[start DATA SUPPLIED]
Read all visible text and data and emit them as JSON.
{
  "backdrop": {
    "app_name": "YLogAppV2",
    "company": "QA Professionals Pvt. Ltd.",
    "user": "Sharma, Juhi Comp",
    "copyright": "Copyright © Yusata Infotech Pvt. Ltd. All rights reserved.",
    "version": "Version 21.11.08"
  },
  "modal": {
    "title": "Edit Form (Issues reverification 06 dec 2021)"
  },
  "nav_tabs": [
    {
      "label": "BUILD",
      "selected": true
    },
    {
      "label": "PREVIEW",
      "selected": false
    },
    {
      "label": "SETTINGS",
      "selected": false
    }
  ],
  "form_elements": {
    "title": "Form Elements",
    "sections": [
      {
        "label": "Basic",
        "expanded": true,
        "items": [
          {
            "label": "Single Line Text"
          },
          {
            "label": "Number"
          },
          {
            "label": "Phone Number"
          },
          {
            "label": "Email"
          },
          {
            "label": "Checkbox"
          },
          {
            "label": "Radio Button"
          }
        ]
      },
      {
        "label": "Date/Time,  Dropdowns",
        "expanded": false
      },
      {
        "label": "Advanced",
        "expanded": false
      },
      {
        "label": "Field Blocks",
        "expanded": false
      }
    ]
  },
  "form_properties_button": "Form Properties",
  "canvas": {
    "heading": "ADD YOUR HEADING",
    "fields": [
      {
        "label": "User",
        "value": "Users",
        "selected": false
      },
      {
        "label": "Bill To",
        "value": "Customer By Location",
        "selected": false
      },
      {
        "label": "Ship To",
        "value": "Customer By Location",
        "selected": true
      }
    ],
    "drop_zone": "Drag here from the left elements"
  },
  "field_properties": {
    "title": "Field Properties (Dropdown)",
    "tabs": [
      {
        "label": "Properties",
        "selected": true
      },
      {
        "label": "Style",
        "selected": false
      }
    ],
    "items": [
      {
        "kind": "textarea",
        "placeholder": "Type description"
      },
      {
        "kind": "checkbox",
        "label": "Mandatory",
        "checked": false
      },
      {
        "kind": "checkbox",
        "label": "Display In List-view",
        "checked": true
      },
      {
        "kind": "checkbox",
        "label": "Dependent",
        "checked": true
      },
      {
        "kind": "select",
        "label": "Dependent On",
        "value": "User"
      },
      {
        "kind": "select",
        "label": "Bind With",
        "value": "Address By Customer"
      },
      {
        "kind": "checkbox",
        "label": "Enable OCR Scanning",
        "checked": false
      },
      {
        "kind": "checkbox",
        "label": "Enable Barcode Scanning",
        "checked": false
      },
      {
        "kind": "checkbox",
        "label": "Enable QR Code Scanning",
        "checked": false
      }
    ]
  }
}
[end DATA SUPPLIED]
TASK: Repeat each record exactly. Omit nothing.

ANSWER TO THIS PROBLEM:
Read all visible text and data and emit them as JSON.
{
  "backdrop": {
    "app_name": "YLogAppV2",
    "company": "QA Professionals Pvt. Ltd.",
    "user": "Sharma, Juhi Comp",
    "copyright": "Copyright © Yusata Infotech Pvt. Ltd. All rights reserved.",
    "version": "Version 21.11.08"
  },
  "modal": {
    "title": "Edit Form (Issues reverification 06 dec 2021)"
  },
  "nav_tabs": [
    {
      "label": "BUILD",
      "selected": true
    },
    {
      "label": "PREVIEW",
      "selected": false
    },
    {
      "label": "SETTINGS",
      "selected": false
    }
  ],
  "form_elements": {
    "title": "Form Elements",
    "sections": [
      {
        "label": "Basic",
        "expanded": true,
        "items": [
          {
            "label": "Single Line Text"
          },
          {
            "label": "Number"
          },
          {
            "label": "Phone Number"
          },
          {
            "label": "Email"
          },
          {
            "label": "Checkbox"
          },
          {
            "label": "Radio Button"
          }
        ]
      },
      {
        "label": "Date/Time,  Dropdowns",
        "expanded": false
      },
      {
        "label": "Advanced",
        "expanded": false
      },
      {
        "label": "Field Blocks",
        "expanded": false
      }
    ]
  },
  "form_properties_button": "Form Properties",
  "canvas": {
    "heading": "ADD YOUR HEADING",
    "fields": [
      {
        "label": "User",
        "value": "Users",
        "selected": false
      },
      {
        "label": "Bill To",
        "value": "Customer By Location",
        "selected": false
      },
      {
        "label": "Ship To",
        "value": "Customer By Location",
        "selected": true
      }
    ],
    "drop_zone": "Drag here from the left elements"
  },
  "field_properties": {
    "title": "Field Properties (Dropdown)",
    "tabs": [
      {
        "label": "Properties",
        "selected": true
      },
      {
        "label": "Style",
        "selected": false
      }
    ],
    "items": [
      {
        "kind": "textarea",
        "placeholder": "Type description"
      },
      {
        "kind": "checkbox",
        "label": "Mandatory",
        "checked": false
      },
      {
        "kind": "checkbox",
        "label": "Display In List-view",
        "checked": true
      },
      {
        "kind": "checkbox",
        "label": "Dependent",
        "checked": true
      },
      {
        "kind": "select",
        "label": "Dependent On",
        "value": "User"
      },
      {
        "kind": "select",
        "label": "Bind With",
        "value": "Address By Customer"
      },
      {
        "kind": "checkbox",
        "label": "Enable OCR Scanning",
        "checked": false
      },
      {
        "kind": "checkbox",
        "label": "Enable Barcode Scanning",
        "checked": false
      },
      {
        "kind": "checkbox",
        "label": "Enable QR Code Scanning",
        "checked": false
      }
    ]
  }
}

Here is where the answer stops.